• _BRIEF_: Pull every line holding the string "Work" from the records below.

Stored data entries:
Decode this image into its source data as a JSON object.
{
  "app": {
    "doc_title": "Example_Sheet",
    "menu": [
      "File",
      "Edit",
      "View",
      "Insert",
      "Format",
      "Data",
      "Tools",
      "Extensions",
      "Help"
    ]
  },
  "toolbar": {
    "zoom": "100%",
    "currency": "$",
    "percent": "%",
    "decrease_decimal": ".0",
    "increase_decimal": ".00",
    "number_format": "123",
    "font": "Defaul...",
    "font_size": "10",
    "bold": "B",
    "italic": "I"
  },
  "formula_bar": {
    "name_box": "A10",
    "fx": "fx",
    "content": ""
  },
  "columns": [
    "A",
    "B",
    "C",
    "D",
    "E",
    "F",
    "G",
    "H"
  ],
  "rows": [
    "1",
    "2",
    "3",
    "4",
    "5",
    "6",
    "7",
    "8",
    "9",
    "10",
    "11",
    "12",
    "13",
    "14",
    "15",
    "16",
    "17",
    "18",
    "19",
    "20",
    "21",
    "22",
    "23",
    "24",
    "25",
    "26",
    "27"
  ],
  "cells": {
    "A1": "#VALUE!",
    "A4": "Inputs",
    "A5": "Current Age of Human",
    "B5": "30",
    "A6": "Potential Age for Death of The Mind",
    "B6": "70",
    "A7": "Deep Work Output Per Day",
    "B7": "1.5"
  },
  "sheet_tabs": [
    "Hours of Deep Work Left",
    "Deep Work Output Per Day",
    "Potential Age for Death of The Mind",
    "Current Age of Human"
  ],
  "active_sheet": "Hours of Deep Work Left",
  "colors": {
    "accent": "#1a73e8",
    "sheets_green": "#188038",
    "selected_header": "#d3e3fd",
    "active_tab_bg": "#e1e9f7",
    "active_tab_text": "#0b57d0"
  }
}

• _ANSWER FOR THE TASK_:
    "A7": "Deep Work Output Per Day",
    "Hours of Deep Work Left",
    "Deep Work Output Per Day",
  "active_sheet": "Hours of Deep Work Left",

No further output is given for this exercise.